#### Input material
.....

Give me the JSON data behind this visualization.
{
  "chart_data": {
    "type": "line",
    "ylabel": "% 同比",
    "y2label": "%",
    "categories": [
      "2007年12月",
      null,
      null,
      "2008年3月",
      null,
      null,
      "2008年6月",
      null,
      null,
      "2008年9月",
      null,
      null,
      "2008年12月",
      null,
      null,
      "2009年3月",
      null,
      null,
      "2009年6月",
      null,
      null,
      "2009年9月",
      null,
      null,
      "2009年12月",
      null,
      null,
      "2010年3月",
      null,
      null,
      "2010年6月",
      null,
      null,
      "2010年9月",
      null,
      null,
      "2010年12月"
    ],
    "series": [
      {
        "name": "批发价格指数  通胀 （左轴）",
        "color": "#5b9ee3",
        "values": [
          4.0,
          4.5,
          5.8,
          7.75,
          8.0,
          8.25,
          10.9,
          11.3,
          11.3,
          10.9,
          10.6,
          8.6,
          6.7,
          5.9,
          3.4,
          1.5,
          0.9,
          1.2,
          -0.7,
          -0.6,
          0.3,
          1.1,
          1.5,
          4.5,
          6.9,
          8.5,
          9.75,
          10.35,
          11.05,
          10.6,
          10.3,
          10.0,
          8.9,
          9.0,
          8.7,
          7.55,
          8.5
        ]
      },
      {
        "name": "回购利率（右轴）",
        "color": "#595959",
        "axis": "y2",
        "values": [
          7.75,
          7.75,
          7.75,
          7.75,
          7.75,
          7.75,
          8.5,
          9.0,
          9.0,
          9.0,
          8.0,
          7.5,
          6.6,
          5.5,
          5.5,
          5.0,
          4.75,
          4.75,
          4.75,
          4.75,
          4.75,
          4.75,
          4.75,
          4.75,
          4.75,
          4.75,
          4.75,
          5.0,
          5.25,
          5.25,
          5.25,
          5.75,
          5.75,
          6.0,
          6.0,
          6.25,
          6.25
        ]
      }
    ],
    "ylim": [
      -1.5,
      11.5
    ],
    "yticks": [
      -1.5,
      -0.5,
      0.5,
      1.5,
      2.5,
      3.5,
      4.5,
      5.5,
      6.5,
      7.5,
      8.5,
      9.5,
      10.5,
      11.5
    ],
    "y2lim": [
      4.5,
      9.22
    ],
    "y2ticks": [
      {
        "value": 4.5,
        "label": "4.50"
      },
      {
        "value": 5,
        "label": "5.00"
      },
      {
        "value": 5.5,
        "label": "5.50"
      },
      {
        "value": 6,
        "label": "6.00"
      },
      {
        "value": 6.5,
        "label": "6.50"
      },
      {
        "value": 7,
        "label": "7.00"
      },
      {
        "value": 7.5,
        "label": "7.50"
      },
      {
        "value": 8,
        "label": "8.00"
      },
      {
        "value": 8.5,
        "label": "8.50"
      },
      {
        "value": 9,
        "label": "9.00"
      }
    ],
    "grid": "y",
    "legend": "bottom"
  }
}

.....

#### What is required
Output the complete data exactly as written.

#### Problem solution
Give me the JSON data behind this visualization.
{
  "chart_data": {
    "type": "line",
    "ylabel": "% 同比",
    "y2label": "%",
    "categories": [
      "2007年12月",
      null,
      null,
      "2008年3月",
      null,
      null,
      "2008年6月",
      null,
      null,
      "2008年9月",
      null,
      null,
      "2008年12月",
      null,
      null,
      "2009年3月",
      null,
      null,
      "2009年6月",
      null,
      null,
      "2009年9月",
      null,
      null,
      "2009年12月",
      null,
      null,
      "2010年3月",
      null,
      null,
      "2010年6月",
      null,
      null,
      "2010年9月",
      null,
      null,
      "2010年12月"
    ],
    "series": [
      {
        "name": "批发价格指数  通胀 （左轴）",
        "color": "#5b9ee3",
        "values": [
          4.0,
          4.5,
          5.8,
          7.75,
          8.0,
          8.25,
          10.9,
          11.3,
          11.3,
          10.9,
          10.6,
          8.6,
          6.7,
          5.9,
          3.4,
          1.5,
          0.9,
          1.2,
          -0.7,
          -0.6,
          0.3,
          1.1,
          1.5,
          4.5,
          6.9,
          8.5,
          9.75,
          10.35,
          11.05,
          10.6,
          10.3,
          10.0,
          8.9,
          9.0,
          8.7,
          7.55,
          8.5
        ]
      },
      {
        "name": "回购利率（右轴）",
        "color": "#595959",
        "axis": "y2",
        "values": [
          7.75,
          7.75,
          7.75,
          7.75,
          7.75,
          7.75,
          8.5,
          9.0,
          9.0,
          9.0,
          8.0,
          7.5,
          6.6,
          5.5,
          5.5,
          5.0,
          4.75,
          4.75,
          4.75,
          4.75,
          4.75,
          4.75,
          4.75,
          4.75,
          4.75,
          4.75,
          4.75,
          5.0,
          5.25,
          5.25,
          5.25,
          5.75,
          5.75,
          6.0,
          6.0,
          6.25,
          6.25
        ]
      }
    ],
    "ylim": [
      -1.5,
      11.5
    ],
    "yticks": [
      -1.5,
      -0.5,
      0.5,
      1.5,
      2.5,
      3.5,
      4.5,
      5.5,
      6.5,
      7.5,
      8.5,
      9.5,
      10.5,
      11.5
    ],
    "y2lim": [
      4.5,
      9.22
    ],
    "y2ticks": [
      {
        "value": 4.5,
        "label": "4.50"
      },
      {
        "value": 5,
        "label": "5.00"
      },
      {
        "value": 5.5,
        "label": "5.50"
      },
      {
        "value": 6,
        "label": "6.00"
      },
      {
        "value": 6.5,
        "label": "6.50"
      },
      {
        "value": 7,
        "label": "7.00"
      },
      {
        "value": 7.5,
        "label": "7.50"
      },
      {
        "value": 8,
        "label": "8.00"
      },
      {
        "value": 8.5,
        "label": "8.50"
      },
      {
        "value": 9,
        "label": "9.00"
      }
    ],
    "grid": "y",
    "legend": "bottom"
  }
}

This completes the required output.